### WORK TO COMPLETE:
Write out all the lines again, precisely as they stand, but without the images.

[Stored data]

* Begin *

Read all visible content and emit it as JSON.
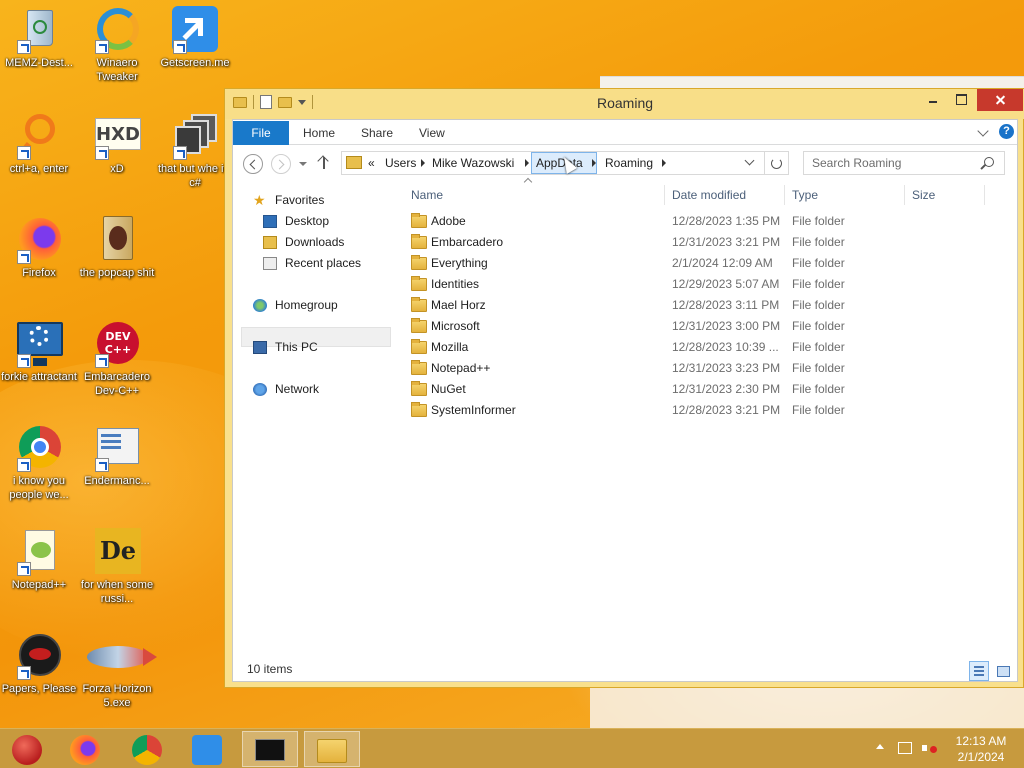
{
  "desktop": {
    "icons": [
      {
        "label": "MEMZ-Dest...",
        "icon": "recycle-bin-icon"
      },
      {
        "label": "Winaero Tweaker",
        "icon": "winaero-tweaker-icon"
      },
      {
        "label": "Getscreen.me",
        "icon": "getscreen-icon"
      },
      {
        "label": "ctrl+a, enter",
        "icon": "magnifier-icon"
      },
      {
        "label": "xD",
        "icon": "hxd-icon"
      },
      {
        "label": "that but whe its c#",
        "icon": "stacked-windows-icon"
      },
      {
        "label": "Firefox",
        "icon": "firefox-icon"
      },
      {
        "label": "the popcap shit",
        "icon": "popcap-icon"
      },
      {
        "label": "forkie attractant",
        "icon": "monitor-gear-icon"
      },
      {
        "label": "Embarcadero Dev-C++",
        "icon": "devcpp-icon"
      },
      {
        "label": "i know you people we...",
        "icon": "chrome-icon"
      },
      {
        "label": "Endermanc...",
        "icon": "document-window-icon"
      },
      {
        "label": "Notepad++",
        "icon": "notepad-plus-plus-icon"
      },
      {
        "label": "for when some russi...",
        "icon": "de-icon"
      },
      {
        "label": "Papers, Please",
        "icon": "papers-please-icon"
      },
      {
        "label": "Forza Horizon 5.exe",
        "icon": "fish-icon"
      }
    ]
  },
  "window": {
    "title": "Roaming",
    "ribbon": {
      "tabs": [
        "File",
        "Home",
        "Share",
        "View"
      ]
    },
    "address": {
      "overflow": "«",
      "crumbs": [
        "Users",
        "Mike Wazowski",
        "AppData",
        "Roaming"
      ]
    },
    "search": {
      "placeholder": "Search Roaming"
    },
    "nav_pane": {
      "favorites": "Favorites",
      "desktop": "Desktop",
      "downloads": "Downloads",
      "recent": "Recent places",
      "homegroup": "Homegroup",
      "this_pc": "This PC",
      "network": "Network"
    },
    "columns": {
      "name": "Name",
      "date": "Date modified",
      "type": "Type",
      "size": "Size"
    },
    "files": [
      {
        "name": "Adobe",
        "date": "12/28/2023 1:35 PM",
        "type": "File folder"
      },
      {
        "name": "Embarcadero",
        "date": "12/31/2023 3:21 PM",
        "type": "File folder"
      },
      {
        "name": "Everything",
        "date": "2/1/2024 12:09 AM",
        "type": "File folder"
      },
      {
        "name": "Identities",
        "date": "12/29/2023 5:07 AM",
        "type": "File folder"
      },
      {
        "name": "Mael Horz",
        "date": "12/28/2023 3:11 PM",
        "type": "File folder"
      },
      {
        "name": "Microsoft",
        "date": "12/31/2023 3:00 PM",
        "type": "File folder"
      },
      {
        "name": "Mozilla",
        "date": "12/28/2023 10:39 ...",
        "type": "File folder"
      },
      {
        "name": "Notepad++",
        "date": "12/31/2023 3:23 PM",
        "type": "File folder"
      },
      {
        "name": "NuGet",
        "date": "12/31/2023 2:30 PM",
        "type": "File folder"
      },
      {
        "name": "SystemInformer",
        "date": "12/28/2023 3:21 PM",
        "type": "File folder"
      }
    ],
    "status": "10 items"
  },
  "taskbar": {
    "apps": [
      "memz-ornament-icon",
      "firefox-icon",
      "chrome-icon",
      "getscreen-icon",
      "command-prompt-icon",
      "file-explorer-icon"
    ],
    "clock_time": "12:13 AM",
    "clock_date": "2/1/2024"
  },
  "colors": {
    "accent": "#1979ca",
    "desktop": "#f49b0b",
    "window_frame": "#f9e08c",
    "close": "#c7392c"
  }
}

* End *

### EXERCISE RESPONSE:
Read all visible content and emit it as JSON.
{
  "desktop": {
    "icons": [
      {
        "label": "MEMZ-Dest...",
        "icon": "recycle-bin-icon"
      },
      {
        "label": "Winaero Tweaker",
        "icon": "winaero-tweaker-icon"
      },
      {
        "label": "Getscreen.me",
        "icon": "getscreen-icon"
      },
      {
        "label": "ctrl+a, enter",
        "icon": "magnifier-icon"
      },
      {
        "label": "xD",
        "icon": "hxd-icon"
      },
      {
        "label": "that but whe its c#",
        "icon": "stacked-windows-icon"
      },
      {
        "label": "Firefox",
        "icon": "firefox-icon"
      },
      {
        "label": "the popcap shit",
        "icon": "popcap-icon"
      },
      {
        "label": "forkie attractant",
        "icon": "monitor-gear-icon"
      },
      {
        "label": "Embarcadero Dev-C++",
        "icon": "devcpp-icon"
      },
      {
        "label": "i know you people we...",
        "icon": "chrome-icon"
      },
      {
        "label": "Endermanc...",
        "icon": "document-window-icon"
      },
      {
        "label": "Notepad++",
        "icon": "notepad-plus-plus-icon"
      },
      {
        "label": "for when some russi...",
        "icon": "de-icon"
      },
      {
        "label": "Papers, Please",
        "icon": "papers-please-icon"
      },
      {
        "label": "Forza Horizon 5.exe",
        "icon": "fish-icon"
      }
    ]
  },
  "window": {
    "title": "Roaming",
    "ribbon": {
      "tabs": [
        "File",
        "Home",
        "Share",
        "View"
      ]
    },
    "address": {
      "overflow": "«",
      "crumbs": [
        "Users",
        "Mike Wazowski",
        "AppData",
        "Roaming"
      ]
    },
    "search": {
      "placeholder": "Search Roaming"
    },
    "nav_pane": {
      "favorites": "Favorites",
      "desktop": "Desktop",
      "downloads": "Downloads",
      "recent": "Recent places",
      "homegroup": "Homegroup",
      "this_pc": "This PC",
      "network": "Network"
    },
    "columns": {
      "name": "Name",
      "date": "Date modified",
      "type": "Type",
      "size": "Size"
    },
    "files": [
      {
        "name": "Adobe",
        "date": "12/28/2023 1:35 PM",
        "type": "File folder"
      },
      {
        "name": "Embarcadero",
        "date": "12/31/2023 3:21 PM",
        "type": "File folder"
      },
      {
        "name": "Everything",
        "date": "2/1/2024 12:09 AM",
        "type": "File folder"
      },
      {
        "name": "Identities",
        "date": "12/29/2023 5:07 AM",
        "type": "File folder"
      },
      {
        "name": "Mael Horz",
        "date": "12/28/2023 3:11 PM",
        "type": "File folder"
      },
      {
        "name": "Microsoft",
        "date": "12/31/2023 3:00 PM",
        "type": "File folder"
      },
      {
        "name": "Mozilla",
        "date": "12/28/2023 10:39 ...",
        "type": "File folder"
      },
      {
        "name": "Notepad++",
        "date": "12/31/2023 3:23 PM",
        "type": "File folder"
      },
      {
        "name": "NuGet",
        "date": "12/31/2023 2:30 PM",
        "type": "File folder"
      },
      {
        "name": "SystemInformer",
        "date": "12/28/2023 3:21 PM",
        "type": "File folder"
      }
    ],
    "status": "10 items"
  },
  "taskbar": {
    "apps": [
      "memz-ornament-icon",
      "firefox-icon",
      "chrome-icon",
      "getscreen-icon",
      "command-prompt-icon",
      "file-explorer-icon"
    ],
    "clock_time": "12:13 AM",
    "clock_date": "2/1/2024"
  },
  "colors": {
    "accent": "#1979ca",
    "desktop": "#f49b0b",
    "window_frame": "#f9e08c",
    "close": "#c7392c"
  }
}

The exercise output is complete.